Count the lines in the data below where the string "nhiệt" occurs, please, and give the number alone.

--- Start Supplied records ---

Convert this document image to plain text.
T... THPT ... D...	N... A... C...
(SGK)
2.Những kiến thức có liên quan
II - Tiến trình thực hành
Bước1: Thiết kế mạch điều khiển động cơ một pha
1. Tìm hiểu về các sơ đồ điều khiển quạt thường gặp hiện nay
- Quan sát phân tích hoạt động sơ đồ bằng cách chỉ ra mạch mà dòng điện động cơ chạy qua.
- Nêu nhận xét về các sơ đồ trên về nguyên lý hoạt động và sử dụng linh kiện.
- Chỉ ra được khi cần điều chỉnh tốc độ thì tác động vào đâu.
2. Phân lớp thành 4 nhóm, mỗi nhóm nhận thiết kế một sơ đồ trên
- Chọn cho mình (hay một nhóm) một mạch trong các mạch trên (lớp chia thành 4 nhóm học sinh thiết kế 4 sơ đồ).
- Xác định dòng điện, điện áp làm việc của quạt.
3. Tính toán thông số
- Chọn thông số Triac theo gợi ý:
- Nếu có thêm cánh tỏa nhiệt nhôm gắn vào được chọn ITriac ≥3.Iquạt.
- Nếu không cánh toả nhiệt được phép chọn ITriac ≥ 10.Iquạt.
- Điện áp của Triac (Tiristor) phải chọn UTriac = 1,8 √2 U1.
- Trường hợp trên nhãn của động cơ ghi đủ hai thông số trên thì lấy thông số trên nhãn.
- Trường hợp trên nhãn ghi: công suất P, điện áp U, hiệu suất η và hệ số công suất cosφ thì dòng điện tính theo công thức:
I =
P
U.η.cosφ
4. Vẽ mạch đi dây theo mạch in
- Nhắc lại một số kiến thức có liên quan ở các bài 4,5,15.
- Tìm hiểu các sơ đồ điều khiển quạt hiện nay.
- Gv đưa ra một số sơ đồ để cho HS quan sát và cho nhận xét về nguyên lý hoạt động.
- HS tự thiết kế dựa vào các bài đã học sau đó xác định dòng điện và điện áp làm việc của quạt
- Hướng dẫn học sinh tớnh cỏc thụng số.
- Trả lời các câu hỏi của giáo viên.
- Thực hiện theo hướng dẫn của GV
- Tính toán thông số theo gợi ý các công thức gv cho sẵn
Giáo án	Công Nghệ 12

--- End Supplied records ---

- **Task solution**
2